Stored items
•••••
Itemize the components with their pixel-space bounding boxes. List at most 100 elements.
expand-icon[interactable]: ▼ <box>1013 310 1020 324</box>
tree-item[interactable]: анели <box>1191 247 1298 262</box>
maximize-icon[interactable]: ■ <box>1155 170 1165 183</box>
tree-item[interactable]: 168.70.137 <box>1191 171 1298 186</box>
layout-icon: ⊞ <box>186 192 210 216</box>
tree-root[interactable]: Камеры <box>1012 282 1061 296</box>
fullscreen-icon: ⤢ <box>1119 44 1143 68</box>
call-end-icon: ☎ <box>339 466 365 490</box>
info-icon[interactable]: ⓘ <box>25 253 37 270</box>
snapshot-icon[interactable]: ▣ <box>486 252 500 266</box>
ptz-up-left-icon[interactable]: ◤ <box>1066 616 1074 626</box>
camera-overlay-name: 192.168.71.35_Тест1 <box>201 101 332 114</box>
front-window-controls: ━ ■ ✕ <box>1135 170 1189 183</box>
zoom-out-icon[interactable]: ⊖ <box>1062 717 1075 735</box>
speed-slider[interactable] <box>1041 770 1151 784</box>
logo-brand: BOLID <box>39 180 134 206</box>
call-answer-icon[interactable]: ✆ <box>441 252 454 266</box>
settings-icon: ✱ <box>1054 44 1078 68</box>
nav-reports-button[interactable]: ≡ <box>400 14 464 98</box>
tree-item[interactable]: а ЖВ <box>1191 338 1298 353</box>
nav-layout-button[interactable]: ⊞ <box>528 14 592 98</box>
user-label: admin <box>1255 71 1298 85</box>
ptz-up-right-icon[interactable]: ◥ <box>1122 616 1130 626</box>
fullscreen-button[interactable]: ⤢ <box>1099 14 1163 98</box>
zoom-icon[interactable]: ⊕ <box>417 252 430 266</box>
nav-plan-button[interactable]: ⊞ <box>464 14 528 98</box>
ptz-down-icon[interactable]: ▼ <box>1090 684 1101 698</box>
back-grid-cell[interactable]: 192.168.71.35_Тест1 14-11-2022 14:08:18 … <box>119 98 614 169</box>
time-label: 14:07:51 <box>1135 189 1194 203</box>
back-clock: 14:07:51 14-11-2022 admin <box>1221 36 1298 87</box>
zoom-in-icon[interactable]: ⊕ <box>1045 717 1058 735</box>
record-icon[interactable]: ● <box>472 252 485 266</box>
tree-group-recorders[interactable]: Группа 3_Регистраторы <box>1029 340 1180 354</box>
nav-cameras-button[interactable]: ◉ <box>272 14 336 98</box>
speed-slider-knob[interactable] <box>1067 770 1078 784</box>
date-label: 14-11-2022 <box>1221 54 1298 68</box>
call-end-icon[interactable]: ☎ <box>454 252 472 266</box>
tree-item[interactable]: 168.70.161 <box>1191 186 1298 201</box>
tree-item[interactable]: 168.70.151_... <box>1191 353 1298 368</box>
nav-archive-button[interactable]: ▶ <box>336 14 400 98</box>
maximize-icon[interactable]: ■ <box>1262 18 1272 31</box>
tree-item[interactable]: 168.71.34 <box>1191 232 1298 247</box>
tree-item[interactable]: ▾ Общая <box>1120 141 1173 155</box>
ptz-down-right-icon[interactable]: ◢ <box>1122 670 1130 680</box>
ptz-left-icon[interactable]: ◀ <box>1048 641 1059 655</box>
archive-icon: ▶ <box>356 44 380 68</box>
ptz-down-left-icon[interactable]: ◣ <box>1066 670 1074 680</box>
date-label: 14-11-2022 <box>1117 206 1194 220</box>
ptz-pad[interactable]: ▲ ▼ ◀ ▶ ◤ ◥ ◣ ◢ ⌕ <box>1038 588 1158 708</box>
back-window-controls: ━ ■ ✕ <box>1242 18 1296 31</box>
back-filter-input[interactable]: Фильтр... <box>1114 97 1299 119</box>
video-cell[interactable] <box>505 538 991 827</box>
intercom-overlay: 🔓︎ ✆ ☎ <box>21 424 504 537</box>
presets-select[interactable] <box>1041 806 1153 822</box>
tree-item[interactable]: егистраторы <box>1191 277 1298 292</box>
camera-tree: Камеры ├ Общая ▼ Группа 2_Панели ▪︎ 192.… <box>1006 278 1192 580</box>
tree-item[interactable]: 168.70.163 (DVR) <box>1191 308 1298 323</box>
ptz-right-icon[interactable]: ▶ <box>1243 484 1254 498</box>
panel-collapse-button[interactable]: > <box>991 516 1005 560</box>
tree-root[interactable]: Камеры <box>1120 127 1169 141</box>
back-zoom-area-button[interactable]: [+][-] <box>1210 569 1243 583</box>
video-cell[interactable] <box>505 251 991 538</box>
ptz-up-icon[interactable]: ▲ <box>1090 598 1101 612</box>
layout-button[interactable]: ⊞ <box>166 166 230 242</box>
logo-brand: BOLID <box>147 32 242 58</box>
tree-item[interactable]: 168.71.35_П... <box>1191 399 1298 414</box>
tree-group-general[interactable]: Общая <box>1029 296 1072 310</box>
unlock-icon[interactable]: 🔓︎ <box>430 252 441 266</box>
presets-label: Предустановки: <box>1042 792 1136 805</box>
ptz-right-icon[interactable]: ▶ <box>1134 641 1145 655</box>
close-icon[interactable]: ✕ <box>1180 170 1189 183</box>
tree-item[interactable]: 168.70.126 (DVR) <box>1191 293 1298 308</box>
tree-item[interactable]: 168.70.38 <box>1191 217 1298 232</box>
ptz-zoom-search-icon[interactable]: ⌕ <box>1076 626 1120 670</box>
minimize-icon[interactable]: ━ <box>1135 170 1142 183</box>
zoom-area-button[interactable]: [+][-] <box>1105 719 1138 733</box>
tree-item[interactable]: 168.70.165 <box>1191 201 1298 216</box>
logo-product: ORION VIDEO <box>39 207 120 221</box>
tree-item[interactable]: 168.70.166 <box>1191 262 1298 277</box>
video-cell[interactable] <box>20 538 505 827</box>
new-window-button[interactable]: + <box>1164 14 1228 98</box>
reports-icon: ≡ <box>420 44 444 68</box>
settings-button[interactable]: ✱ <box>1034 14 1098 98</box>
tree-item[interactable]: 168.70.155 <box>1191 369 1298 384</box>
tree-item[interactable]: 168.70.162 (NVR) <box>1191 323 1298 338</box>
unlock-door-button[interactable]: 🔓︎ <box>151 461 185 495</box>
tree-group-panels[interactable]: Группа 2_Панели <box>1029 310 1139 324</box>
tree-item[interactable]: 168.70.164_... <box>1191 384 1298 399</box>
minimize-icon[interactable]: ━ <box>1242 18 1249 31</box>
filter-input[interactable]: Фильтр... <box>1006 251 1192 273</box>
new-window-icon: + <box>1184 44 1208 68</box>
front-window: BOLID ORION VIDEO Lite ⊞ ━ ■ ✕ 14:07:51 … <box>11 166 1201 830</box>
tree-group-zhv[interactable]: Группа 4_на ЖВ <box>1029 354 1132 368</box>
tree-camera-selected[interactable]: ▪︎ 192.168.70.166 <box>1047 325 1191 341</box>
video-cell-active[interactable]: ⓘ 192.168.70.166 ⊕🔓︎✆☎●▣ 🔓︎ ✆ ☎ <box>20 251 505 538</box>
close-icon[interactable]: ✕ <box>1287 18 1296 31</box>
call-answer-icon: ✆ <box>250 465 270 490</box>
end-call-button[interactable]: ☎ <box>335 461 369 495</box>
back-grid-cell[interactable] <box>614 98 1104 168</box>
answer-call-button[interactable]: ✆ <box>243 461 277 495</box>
•••••
* **WHAT TO WORK ON**: Present the rows as a numbered list, starting at the first row and running through the row that contains "info-icon[interactable]: ⓘ <box>25", both included. Leave out any blank lines.

* **FINISHED ANSWER**:
1. Itemize the components with their pixel-space bounding boxes. List at most 100 elements.
2. expand-icon[interactable]: ▼ <box>1013 310 1020 324</box>
3. tree-item[interactable]: анели <box>1191 247 1298 262</box>
4. maximize-icon[interactable]: ■ <box>1155 170 1165 183</box>
5. tree-item[interactable]: 168.70.137 <box>1191 171 1298 186</box>
6. layout-icon: ⊞ <box>186 192 210 216</box>
7. tree-root[interactable]: Камеры <box>1012 282 1061 296</box>
8. fullscreen-icon: ⤢ <box>1119 44 1143 68</box>
9. call-end-icon: ☎ <box>339 466 365 490</box>
10. info-icon[interactable]: ⓘ <box>25 253 37 270</box>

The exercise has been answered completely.